THE TASK:
Could you print every record below exactly as it appears?

Dataset items:

==========

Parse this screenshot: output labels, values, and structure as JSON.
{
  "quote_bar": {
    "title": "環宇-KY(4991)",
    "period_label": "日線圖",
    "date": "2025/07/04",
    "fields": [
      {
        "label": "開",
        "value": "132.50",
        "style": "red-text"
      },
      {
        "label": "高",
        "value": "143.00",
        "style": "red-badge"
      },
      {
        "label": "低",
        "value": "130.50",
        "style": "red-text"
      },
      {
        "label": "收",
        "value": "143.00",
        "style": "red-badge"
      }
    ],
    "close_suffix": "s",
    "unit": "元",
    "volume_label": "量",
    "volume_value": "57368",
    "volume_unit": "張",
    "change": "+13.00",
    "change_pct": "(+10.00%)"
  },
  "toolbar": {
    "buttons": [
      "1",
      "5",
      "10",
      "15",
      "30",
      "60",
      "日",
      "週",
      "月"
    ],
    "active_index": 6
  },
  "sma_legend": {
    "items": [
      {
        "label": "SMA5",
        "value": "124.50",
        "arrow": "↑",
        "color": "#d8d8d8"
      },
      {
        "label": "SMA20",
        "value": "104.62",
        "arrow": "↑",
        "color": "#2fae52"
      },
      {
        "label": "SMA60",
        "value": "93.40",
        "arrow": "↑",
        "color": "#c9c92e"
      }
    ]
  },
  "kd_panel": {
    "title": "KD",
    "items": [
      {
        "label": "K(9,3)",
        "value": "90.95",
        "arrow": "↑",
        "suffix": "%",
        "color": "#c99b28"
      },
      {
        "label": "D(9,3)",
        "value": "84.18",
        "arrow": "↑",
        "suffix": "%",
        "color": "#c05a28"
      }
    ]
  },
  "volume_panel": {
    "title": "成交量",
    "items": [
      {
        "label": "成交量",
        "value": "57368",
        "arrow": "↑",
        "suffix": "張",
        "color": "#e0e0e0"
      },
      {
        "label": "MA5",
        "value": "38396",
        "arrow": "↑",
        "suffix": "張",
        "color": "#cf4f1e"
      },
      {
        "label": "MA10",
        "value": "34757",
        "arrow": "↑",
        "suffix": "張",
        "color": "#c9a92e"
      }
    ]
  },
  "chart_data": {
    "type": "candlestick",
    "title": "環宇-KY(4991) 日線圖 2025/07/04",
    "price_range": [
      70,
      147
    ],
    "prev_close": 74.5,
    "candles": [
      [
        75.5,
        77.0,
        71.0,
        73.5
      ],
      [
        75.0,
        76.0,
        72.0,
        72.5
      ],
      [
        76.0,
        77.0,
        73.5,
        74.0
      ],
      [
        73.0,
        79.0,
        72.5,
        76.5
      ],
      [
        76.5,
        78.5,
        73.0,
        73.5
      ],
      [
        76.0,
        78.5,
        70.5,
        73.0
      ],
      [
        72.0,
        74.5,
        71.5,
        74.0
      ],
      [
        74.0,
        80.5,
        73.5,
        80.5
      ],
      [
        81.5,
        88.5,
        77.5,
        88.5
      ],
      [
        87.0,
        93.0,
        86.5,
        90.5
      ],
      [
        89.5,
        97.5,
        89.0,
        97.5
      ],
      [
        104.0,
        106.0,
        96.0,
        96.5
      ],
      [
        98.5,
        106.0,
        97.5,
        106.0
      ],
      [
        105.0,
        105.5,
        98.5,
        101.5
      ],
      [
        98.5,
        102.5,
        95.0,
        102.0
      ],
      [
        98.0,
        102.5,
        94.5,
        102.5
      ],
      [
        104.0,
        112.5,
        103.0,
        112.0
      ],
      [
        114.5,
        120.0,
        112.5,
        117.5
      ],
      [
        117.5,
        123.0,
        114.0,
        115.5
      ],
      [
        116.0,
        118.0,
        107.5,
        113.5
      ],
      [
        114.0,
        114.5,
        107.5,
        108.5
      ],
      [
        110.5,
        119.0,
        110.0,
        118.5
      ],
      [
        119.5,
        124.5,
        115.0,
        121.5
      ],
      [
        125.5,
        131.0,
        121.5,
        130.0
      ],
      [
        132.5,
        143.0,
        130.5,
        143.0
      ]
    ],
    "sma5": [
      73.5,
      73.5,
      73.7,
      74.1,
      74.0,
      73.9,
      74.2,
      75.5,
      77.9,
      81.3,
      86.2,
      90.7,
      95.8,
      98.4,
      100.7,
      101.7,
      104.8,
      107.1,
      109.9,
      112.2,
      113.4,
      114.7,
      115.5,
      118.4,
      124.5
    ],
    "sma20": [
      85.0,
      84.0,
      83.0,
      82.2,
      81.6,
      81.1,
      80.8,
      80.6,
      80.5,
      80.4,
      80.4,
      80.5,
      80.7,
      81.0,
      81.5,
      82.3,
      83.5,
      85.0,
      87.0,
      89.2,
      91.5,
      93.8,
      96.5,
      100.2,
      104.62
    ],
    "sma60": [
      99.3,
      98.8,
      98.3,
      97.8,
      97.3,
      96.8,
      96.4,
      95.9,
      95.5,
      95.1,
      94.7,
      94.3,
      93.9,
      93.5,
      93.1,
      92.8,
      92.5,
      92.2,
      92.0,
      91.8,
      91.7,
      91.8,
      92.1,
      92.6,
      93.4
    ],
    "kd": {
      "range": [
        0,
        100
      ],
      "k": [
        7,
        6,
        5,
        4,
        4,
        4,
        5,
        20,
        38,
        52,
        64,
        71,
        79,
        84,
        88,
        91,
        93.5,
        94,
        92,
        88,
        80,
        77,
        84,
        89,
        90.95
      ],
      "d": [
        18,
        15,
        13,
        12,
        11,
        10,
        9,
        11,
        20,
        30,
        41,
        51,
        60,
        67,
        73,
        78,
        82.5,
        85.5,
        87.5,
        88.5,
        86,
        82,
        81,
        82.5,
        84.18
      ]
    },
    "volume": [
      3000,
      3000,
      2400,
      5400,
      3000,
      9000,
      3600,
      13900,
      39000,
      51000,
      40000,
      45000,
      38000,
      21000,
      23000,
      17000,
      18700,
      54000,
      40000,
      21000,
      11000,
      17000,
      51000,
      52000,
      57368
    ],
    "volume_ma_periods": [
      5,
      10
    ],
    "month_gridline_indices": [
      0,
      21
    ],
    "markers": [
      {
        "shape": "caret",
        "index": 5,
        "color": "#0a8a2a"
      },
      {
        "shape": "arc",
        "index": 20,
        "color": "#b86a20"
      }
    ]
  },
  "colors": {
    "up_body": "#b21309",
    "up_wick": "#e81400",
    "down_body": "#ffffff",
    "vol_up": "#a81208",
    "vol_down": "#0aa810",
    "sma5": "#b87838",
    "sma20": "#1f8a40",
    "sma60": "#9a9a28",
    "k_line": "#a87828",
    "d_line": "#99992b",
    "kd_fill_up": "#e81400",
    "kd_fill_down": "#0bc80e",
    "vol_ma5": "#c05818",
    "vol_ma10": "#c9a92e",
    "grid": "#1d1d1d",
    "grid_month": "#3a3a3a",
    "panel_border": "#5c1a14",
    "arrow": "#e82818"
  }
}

==========

CORRECT RESULT:
Parse this screenshot: output labels, values, and structure as JSON.
{
  "quote_bar": {
    "title": "環宇-KY(4991)",
    "period_label": "日線圖",
    "date": "2025/07/04",
    "fields": [
      {
        "label": "開",
        "value": "132.50",
        "style": "red-text"
      },
      {
        "label": "高",
        "value": "143.00",
        "style": "red-badge"
      },
      {
        "label": "低",
        "value": "130.50",
        "style": "red-text"
      },
      {
        "label": "收",
        "value": "143.00",
        "style": "red-badge"
      }
    ],
    "close_suffix": "s",
    "unit": "元",
    "volume_label": "量",
    "volume_value": "57368",
    "volume_unit": "張",
    "change": "+13.00",
    "change_pct": "(+10.00%)"
  },
  "toolbar": {
    "buttons": [
      "1",
      "5",
      "10",
      "15",
      "30",
      "60",
      "日",
      "週",
      "月"
    ],
    "active_index": 6
  },
  "sma_legend": {
    "items": [
      {
        "label": "SMA5",
        "value": "124.50",
        "arrow": "↑",
        "color": "#d8d8d8"
      },
      {
        "label": "SMA20",
        "value": "104.62",
        "arrow": "↑",
        "color": "#2fae52"
      },
      {
        "label": "SMA60",
        "value": "93.40",
        "arrow": "↑",
        "color": "#c9c92e"
      }
    ]
  },
  "kd_panel": {
    "title": "KD",
    "items": [
      {
        "label": "K(9,3)",
        "value": "90.95",
        "arrow": "↑",
        "suffix": "%",
        "color": "#c99b28"
      },
      {
        "label": "D(9,3)",
        "value": "84.18",
        "arrow": "↑",
        "suffix": "%",
        "color": "#c05a28"
      }
    ]
  },
  "volume_panel": {
    "title": "成交量",
    "items": [
      {
        "label": "成交量",
        "value": "57368",
        "arrow": "↑",
        "suffix": "張",
        "color": "#e0e0e0"
      },
      {
        "label": "MA5",
        "value": "38396",
        "arrow": "↑",
        "suffix": "張",
        "color": "#cf4f1e"
      },
      {
        "label": "MA10",
        "value": "34757",
        "arrow": "↑",
        "suffix": "張",
        "color": "#c9a92e"
      }
    ]
  },
  "chart_data": {
    "type": "candlestick",
    "title": "環宇-KY(4991) 日線圖 2025/07/04",
    "price_range": [
      70,
      147
    ],
    "prev_close": 74.5,
    "candles": [
      [
        75.5,
        77.0,
        71.0,
        73.5
      ],
      [
        75.0,
        76.0,
        72.0,
        72.5
      ],
      [
        76.0,
        77.0,
        73.5,
        74.0
      ],
      [
        73.0,
        79.0,
        72.5,
        76.5
      ],
      [
        76.5,
        78.5,
        73.0,
        73.5
      ],
      [
        76.0,
        78.5,
        70.5,
        73.0
      ],
      [
        72.0,
        74.5,
        71.5,
        74.0
      ],
      [
        74.0,
        80.5,
        73.5,
        80.5
      ],
      [
        81.5,
        88.5,
        77.5,
        88.5
      ],
      [
        87.0,
        93.0,
        86.5,
        90.5
      ],
      [
        89.5,
        97.5,
        89.0,
        97.5
      ],
      [
        104.0,
        106.0,
        96.0,
        96.5
      ],
      [
        98.5,
        106.0,
        97.5,
        106.0
      ],
      [
        105.0,
        105.5,
        98.5,
        101.5
      ],
      [
        98.5,
        102.5,
        95.0,
        102.0
      ],
      [
        98.0,
        102.5,
        94.5,
        102.5
      ],
      [
        104.0,
        112.5,
        103.0,
        112.0
      ],
      [
        114.5,
        120.0,
        112.5,
        117.5
      ],
      [
        117.5,
        123.0,
        114.0,
        115.5
      ],
      [
        116.0,
        118.0,
        107.5,
        113.5
      ],
      [
        114.0,
        114.5,
        107.5,
        108.5
      ],
      [
        110.5,
        119.0,
        110.0,
        118.5
      ],
      [
        119.5,
        124.5,
        115.0,
        121.5
      ],
      [
        125.5,
        131.0,
        121.5,
        130.0
      ],
      [
        132.5,
        143.0,
        130.5,
        143.0
      ]
    ],
    "sma5": [
      73.5,
      73.5,
      73.7,
      74.1,
      74.0,
      73.9,
      74.2,
      75.5,
      77.9,
      81.3,
      86.2,
      90.7,
      95.8,
      98.4,
      100.7,
      101.7,
      104.8,
      107.1,
      109.9,
      112.2,
      113.4,
      114.7,
      115.5,
      118.4,
      124.5
    ],
    "sma20": [
      85.0,
      84.0,
      83.0,
      82.2,
      81.6,
      81.1,
      80.8,
      80.6,
      80.5,
      80.4,
      80.4,
      80.5,
      80.7,
      81.0,
      81.5,
      82.3,
      83.5,
      85.0,
      87.0,
      89.2,
      91.5,
      93.8,
      96.5,
      100.2,
      104.62
    ],
    "sma60": [
      99.3,
      98.8,
      98.3,
      97.8,
      97.3,
      96.8,
      96.4,
      95.9,
      95.5,
      95.1,
      94.7,
      94.3,
      93.9,
      93.5,
      93.1,
      92.8,
      92.5,
      92.2,
      92.0,
      91.8,
      91.7,
      91.8,
      92.1,
      92.6,
      93.4
    ],
    "kd": {
      "range": [
        0,
        100
      ],
      "k": [
        7,
        6,
        5,
        4,
        4,
        4,
        5,
        20,
        38,
        52,
        64,
        71,
        79,
        84,
        88,
        91,
        93.5,
        94,
        92,
        88,
        80,
        77,
        84,
        89,
        90.95
      ],
      "d": [
        18,
        15,
        13,
        12,
        11,
        10,
        9,
        11,
        20,
        30,
        41,
        51,
        60,
        67,
        73,
        78,
        82.5,
        85.5,
        87.5,
        88.5,
        86,
        82,
        81,
        82.5,
        84.18
      ]
    },
    "volume": [
      3000,
      3000,
      2400,
      5400,
      3000,
      9000,
      3600,
      13900,
      39000,
      51000,
      40000,
      45000,
      38000,
      21000,
      23000,
      17000,
      18700,
      54000,
      40000,
      21000,
      11000,
      17000,
      51000,
      52000,
      57368
    ],
    "volume_ma_periods": [
      5,
      10
    ],
    "month_gridline_indices": [
      0,
      21
    ],
    "markers": [
      {
        "shape": "caret",
        "index": 5,
        "color": "#0a8a2a"
      },
      {
        "shape": "arc",
        "index": 20,
        "color": "#b86a20"
      }
    ]
  },
  "colors": {
    "up_body": "#b21309",
    "up_wick": "#e81400",
    "down_body": "#ffffff",
    "vol_up": "#a81208",
    "vol_down": "#0aa810",
    "sma5": "#b87838",
    "sma20": "#1f8a40",
    "sma60": "#9a9a28",
    "k_line": "#a87828",
    "d_line": "#99992b",
    "kd_fill_up": "#e81400",
    "kd_fill_down": "#0bc80e",
    "vol_ma5": "#c05818",
    "vol_ma10": "#c9a92e",
    "grid": "#1d1d1d",
    "grid_month": "#3a3a3a",
    "panel_border": "#5c1a14",
    "arrow": "#e82818"
  }
}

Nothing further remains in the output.